[Records contained in a dataset]
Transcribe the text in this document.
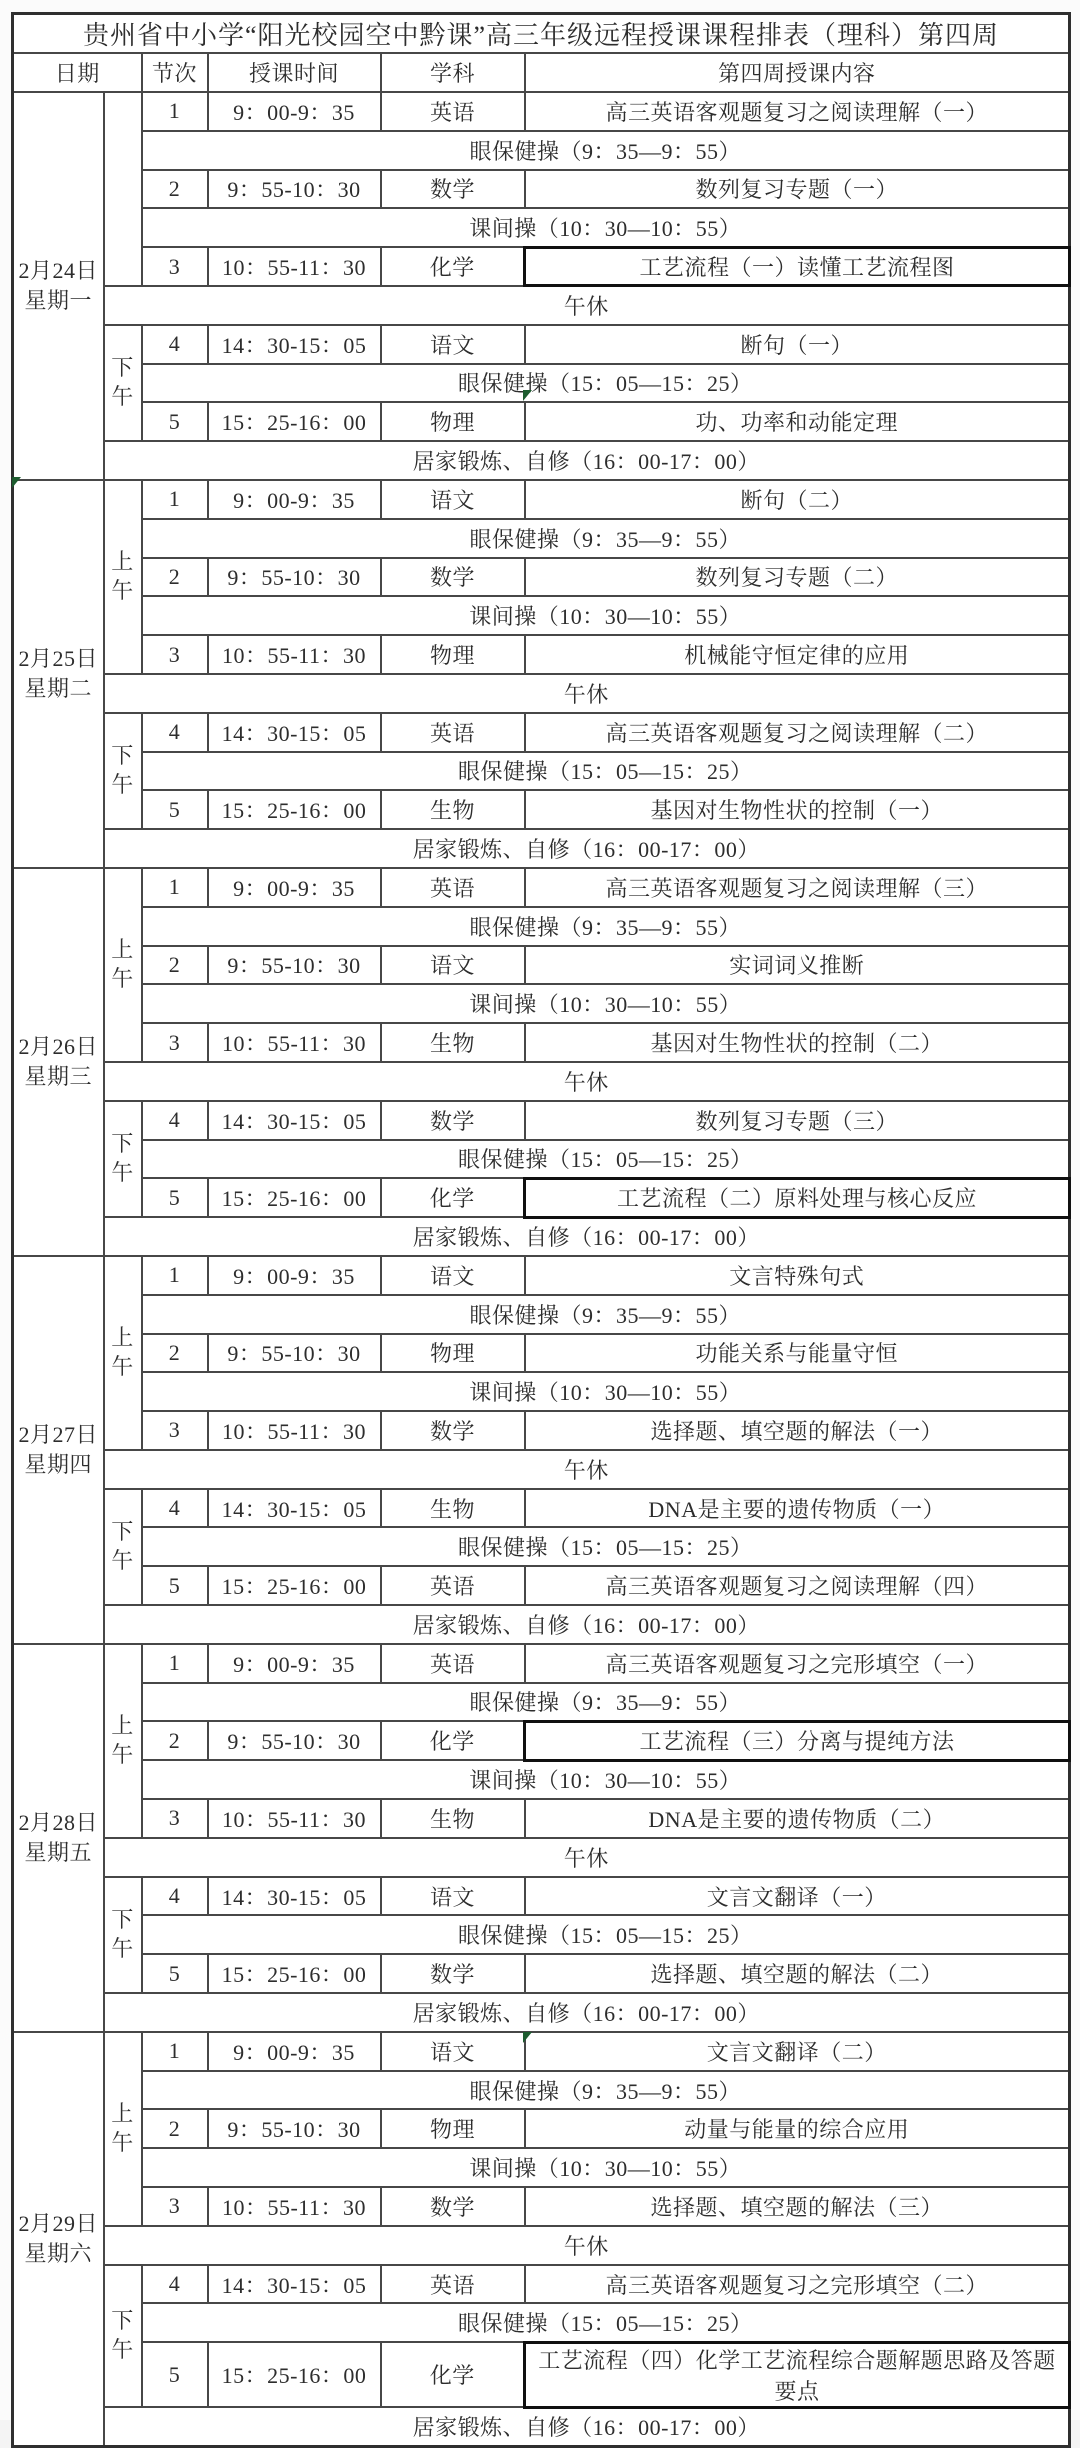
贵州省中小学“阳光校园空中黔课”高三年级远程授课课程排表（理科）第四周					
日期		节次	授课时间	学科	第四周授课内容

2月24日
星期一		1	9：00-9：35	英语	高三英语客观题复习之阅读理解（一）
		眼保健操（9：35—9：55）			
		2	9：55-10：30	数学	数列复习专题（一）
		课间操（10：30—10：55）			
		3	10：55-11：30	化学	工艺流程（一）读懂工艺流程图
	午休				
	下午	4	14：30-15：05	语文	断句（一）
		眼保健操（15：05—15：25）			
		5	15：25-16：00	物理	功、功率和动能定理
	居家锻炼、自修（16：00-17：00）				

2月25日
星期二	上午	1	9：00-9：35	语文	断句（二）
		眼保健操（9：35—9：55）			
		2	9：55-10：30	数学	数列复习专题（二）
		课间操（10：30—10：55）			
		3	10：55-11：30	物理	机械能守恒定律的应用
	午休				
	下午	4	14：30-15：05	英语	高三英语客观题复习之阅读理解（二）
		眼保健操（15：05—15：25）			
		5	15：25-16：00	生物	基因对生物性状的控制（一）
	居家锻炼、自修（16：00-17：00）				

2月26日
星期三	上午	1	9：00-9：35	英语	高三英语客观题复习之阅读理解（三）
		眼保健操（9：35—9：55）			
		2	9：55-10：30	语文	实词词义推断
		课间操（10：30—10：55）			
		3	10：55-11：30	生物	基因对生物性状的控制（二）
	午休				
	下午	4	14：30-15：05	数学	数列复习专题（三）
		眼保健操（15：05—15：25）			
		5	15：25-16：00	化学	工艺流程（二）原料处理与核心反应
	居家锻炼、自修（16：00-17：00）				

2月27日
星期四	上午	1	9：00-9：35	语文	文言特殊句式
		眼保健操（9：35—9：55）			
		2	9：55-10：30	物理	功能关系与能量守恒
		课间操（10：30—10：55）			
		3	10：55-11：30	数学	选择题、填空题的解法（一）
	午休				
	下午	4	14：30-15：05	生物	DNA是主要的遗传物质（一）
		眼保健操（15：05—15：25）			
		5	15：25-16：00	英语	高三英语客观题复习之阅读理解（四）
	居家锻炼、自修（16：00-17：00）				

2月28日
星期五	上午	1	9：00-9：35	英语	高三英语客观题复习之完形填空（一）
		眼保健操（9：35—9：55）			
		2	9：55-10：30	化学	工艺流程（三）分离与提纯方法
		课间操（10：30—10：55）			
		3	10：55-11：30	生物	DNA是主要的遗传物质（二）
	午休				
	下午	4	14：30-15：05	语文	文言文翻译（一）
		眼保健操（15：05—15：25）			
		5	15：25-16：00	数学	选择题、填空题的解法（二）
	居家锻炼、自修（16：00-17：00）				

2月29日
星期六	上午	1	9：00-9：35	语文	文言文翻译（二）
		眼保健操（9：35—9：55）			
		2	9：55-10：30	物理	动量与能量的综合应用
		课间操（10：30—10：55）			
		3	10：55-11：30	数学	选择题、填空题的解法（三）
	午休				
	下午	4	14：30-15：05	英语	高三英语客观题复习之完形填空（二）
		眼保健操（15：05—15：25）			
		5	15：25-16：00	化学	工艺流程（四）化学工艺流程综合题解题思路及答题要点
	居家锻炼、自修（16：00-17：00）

• EXERCISE OBJECTIVE: Set the data above down again exactly as given, with no pictures.

• WRITTEN ANSWER:
Transcribe the text in this document.
贵州省中小学“阳光校园空中黔课”高三年级远程授课课程排表（理科）第四周					
日期		节次	授课时间	学科	第四周授课内容

2月24日
星期一		1	9：00-9：35	英语	高三英语客观题复习之阅读理解（一）
		眼保健操（9：35—9：55）			
		2	9：55-10：30	数学	数列复习专题（一）
		课间操（10：30—10：55）			
		3	10：55-11：30	化学	工艺流程（一）读懂工艺流程图
	午休				
	下午	4	14：30-15：05	语文	断句（一）
		眼保健操（15：05—15：25）			
		5	15：25-16：00	物理	功、功率和动能定理
	居家锻炼、自修（16：00-17：00）				

2月25日
星期二	上午	1	9：00-9：35	语文	断句（二）
		眼保健操（9：35—9：55）			
		2	9：55-10：30	数学	数列复习专题（二）
		课间操（10：30—10：55）			
		3	10：55-11：30	物理	机械能守恒定律的应用
	午休				
	下午	4	14：30-15：05	英语	高三英语客观题复习之阅读理解（二）
		眼保健操（15：05—15：25）			
		5	15：25-16：00	生物	基因对生物性状的控制（一）
	居家锻炼、自修（16：00-17：00）				

2月26日
星期三	上午	1	9：00-9：35	英语	高三英语客观题复习之阅读理解（三）
		眼保健操（9：35—9：55）			
		2	9：55-10：30	语文	实词词义推断
		课间操（10：30—10：55）			
		3	10：55-11：30	生物	基因对生物性状的控制（二）
	午休				
	下午	4	14：30-15：05	数学	数列复习专题（三）
		眼保健操（15：05—15：25）			
		5	15：25-16：00	化学	工艺流程（二）原料处理与核心反应
	居家锻炼、自修（16：00-17：00）				

2月27日
星期四	上午	1	9：00-9：35	语文	文言特殊句式
		眼保健操（9：35—9：55）			
		2	9：55-10：30	物理	功能关系与能量守恒
		课间操（10：30—10：55）			
		3	10：55-11：30	数学	选择题、填空题的解法（一）
	午休				
	下午	4	14：30-15：05	生物	DNA是主要的遗传物质（一）
		眼保健操（15：05—15：25）			
		5	15：25-16：00	英语	高三英语客观题复习之阅读理解（四）
	居家锻炼、自修（16：00-17：00）				

2月28日
星期五	上午	1	9：00-9：35	英语	高三英语客观题复习之完形填空（一）
		眼保健操（9：35—9：55）			
		2	9：55-10：30	化学	工艺流程（三）分离与提纯方法
		课间操（10：30—10：55）			
		3	10：55-11：30	生物	DNA是主要的遗传物质（二）
	午休				
	下午	4	14：30-15：05	语文	文言文翻译（一）
		眼保健操（15：05—15：25）			
		5	15：25-16：00	数学	选择题、填空题的解法（二）
	居家锻炼、自修（16：00-17：00）				

2月29日
星期六	上午	1	9：00-9：35	语文	文言文翻译（二）
		眼保健操（9：35—9：55）			
		2	9：55-10：30	物理	动量与能量的综合应用
		课间操（10：30—10：55）			
		3	10：55-11：30	数学	选择题、填空题的解法（三）
	午休				
	下午	4	14：30-15：05	英语	高三英语客观题复习之完形填空（二）
		眼保健操（15：05—15：25）			
		5	15：25-16：00	化学	工艺流程（四）化学工艺流程综合题解题思路及答题要点
	居家锻炼、自修（16：00-17：00）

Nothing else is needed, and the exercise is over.